__Brief__
Of all the lines in the records below, copy only those that contain the string "wasser".
Segment Open
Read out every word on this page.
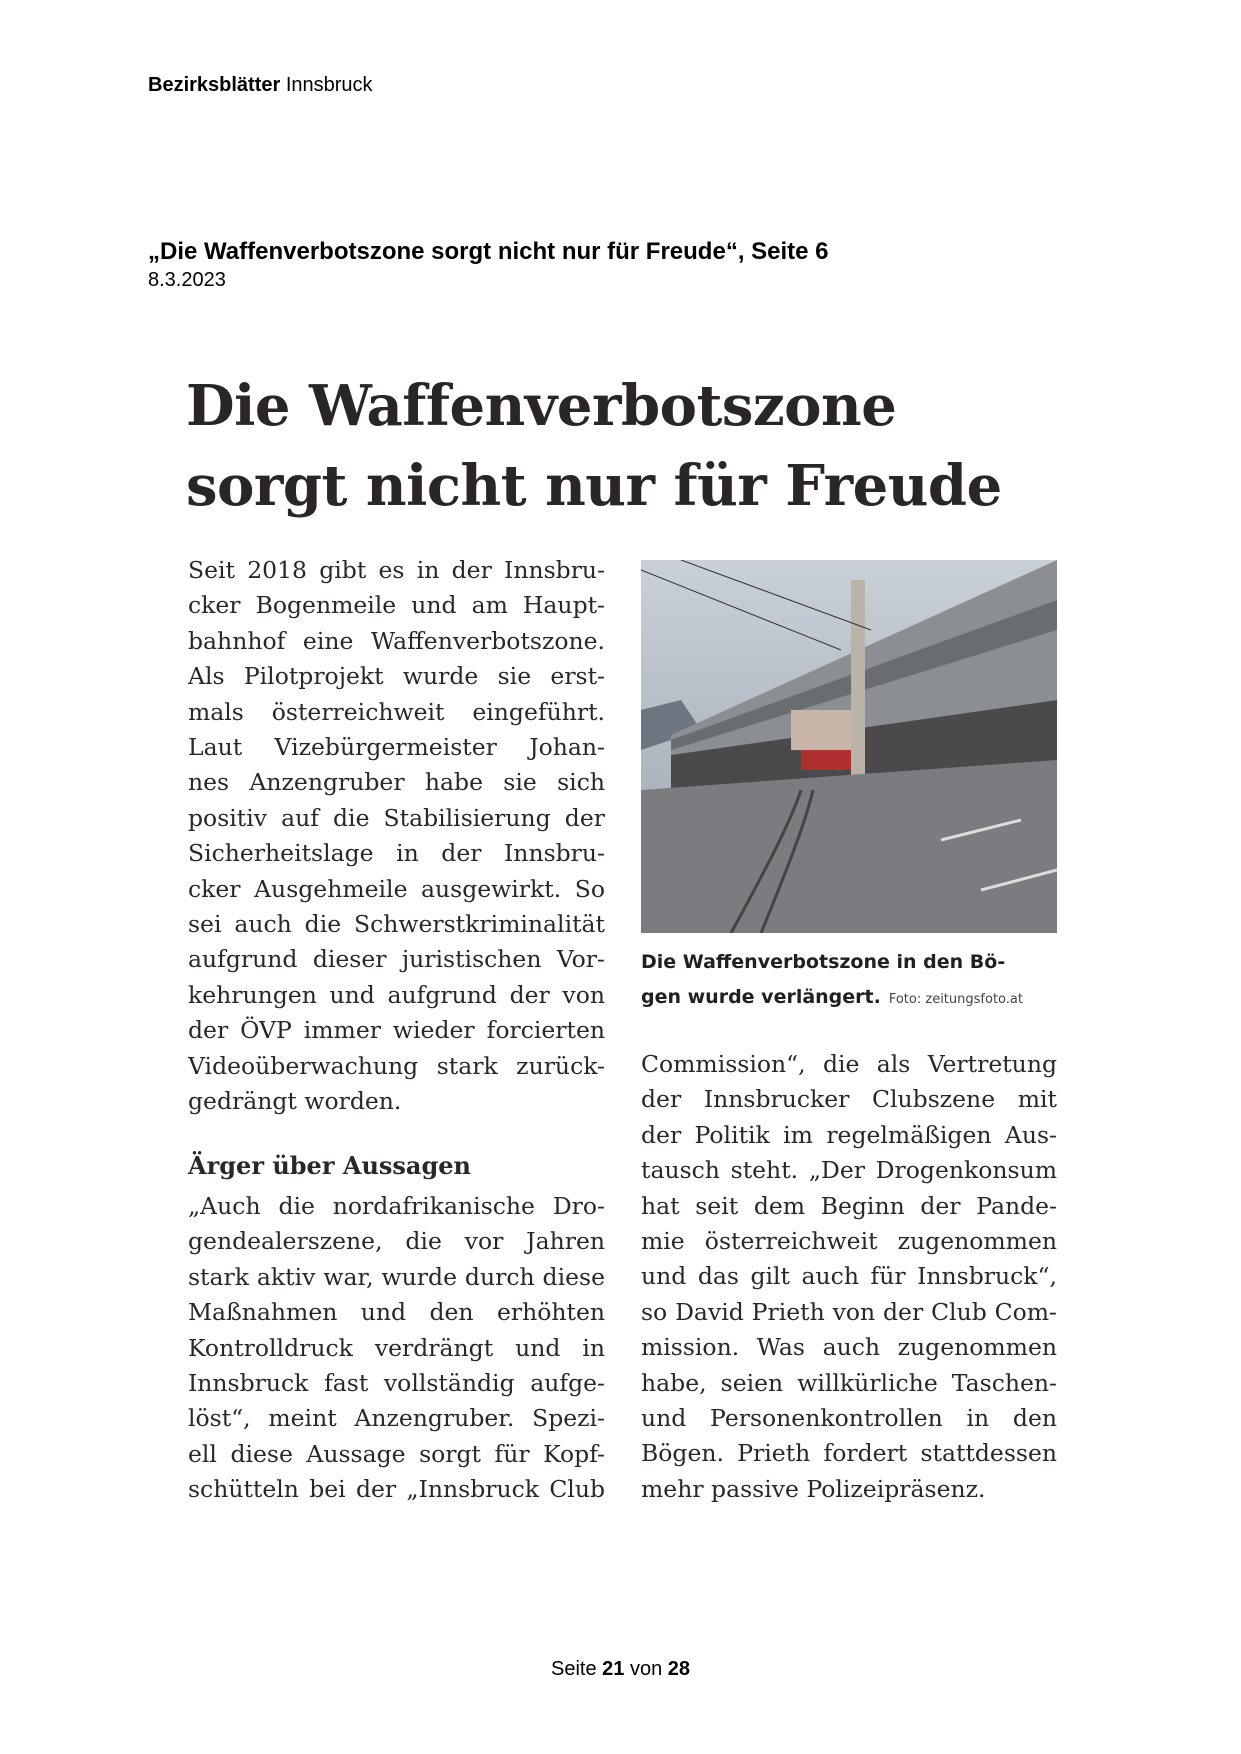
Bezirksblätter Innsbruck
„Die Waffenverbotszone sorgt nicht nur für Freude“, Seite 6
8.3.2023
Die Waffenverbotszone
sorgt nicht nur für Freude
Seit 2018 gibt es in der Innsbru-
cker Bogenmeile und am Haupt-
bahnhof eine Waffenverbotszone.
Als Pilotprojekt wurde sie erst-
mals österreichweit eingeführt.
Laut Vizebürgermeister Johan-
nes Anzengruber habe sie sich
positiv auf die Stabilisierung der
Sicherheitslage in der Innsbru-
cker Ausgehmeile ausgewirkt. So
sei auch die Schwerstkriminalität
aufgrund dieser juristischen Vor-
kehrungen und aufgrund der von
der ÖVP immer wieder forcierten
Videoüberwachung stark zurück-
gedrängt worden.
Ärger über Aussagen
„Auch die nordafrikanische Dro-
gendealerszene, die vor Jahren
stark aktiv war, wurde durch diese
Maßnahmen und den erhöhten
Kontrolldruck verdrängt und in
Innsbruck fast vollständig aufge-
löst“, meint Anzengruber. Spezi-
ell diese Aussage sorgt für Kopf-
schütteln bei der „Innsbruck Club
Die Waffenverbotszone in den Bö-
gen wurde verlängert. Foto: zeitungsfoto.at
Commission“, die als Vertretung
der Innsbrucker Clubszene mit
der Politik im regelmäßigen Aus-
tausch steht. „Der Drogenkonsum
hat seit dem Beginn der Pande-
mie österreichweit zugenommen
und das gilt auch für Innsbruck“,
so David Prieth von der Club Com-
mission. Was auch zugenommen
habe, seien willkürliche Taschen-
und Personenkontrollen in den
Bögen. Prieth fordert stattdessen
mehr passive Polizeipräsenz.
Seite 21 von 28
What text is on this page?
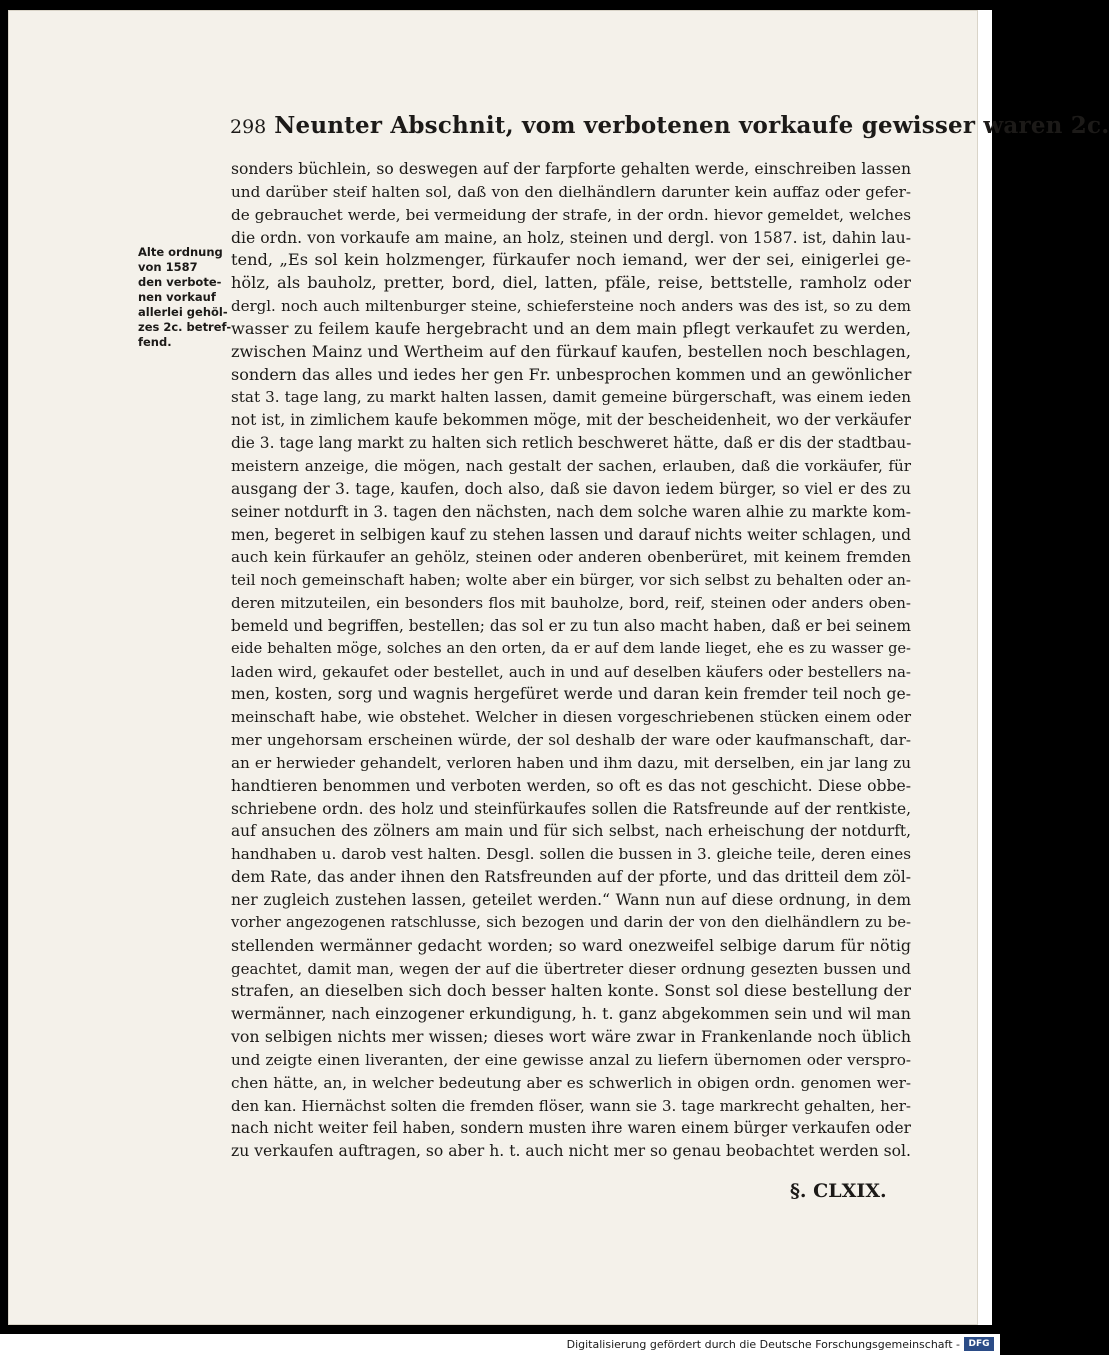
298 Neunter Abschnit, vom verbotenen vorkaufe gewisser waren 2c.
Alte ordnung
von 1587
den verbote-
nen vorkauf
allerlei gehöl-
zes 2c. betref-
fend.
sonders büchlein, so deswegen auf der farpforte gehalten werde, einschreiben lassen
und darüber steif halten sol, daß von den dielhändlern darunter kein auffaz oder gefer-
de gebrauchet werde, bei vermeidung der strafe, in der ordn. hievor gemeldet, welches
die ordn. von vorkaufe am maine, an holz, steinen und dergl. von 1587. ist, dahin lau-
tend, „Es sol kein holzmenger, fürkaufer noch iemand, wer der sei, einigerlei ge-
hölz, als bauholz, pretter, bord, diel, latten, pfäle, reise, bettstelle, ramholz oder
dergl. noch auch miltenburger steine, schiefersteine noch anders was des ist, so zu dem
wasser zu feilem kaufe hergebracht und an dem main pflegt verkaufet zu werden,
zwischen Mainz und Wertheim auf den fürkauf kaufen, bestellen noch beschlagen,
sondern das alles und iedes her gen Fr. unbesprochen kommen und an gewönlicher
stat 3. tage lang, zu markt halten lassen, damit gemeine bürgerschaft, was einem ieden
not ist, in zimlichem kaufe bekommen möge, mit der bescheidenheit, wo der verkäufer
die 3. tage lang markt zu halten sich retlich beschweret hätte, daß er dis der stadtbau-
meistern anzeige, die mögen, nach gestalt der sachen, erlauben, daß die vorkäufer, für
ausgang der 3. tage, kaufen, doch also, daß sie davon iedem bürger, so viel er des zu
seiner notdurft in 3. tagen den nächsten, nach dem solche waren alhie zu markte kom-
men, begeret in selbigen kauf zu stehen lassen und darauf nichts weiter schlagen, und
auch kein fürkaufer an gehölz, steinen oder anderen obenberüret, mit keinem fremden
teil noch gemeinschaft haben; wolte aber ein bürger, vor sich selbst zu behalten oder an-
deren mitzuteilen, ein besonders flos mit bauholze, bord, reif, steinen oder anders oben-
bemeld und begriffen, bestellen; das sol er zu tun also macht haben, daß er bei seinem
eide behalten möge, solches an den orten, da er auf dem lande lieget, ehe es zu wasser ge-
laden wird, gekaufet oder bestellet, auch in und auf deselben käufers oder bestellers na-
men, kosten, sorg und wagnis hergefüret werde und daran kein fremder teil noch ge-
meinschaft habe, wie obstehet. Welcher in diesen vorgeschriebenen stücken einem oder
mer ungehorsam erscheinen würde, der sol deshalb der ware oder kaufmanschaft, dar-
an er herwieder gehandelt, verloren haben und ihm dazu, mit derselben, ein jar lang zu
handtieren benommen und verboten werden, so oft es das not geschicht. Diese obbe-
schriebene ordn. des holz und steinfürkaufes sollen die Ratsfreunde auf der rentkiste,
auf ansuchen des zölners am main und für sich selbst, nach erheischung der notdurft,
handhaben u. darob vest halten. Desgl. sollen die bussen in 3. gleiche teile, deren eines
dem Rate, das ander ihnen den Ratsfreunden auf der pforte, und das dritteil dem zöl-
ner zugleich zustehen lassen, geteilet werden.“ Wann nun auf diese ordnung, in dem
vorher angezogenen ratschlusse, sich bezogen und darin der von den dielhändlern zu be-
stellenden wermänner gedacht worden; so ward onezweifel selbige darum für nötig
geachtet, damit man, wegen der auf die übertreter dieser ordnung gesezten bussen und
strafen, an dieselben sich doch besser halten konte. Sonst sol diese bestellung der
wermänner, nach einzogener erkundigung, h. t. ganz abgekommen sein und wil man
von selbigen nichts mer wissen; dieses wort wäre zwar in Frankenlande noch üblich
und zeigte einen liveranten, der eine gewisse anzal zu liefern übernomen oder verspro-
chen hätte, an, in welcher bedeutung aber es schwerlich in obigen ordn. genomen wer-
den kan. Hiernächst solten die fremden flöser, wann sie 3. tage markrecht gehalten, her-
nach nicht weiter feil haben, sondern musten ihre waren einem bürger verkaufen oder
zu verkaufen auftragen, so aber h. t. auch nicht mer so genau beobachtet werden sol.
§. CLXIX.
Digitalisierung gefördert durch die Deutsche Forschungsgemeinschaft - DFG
Segment Closed
__Answer to this exercise__
wasser zu feilem kaufe hergebracht und an dem main pflegt verkaufet zu werden,
eide behalten möge, solches an den orten, da er auf dem lande lieget, ehe es zu wasser ge-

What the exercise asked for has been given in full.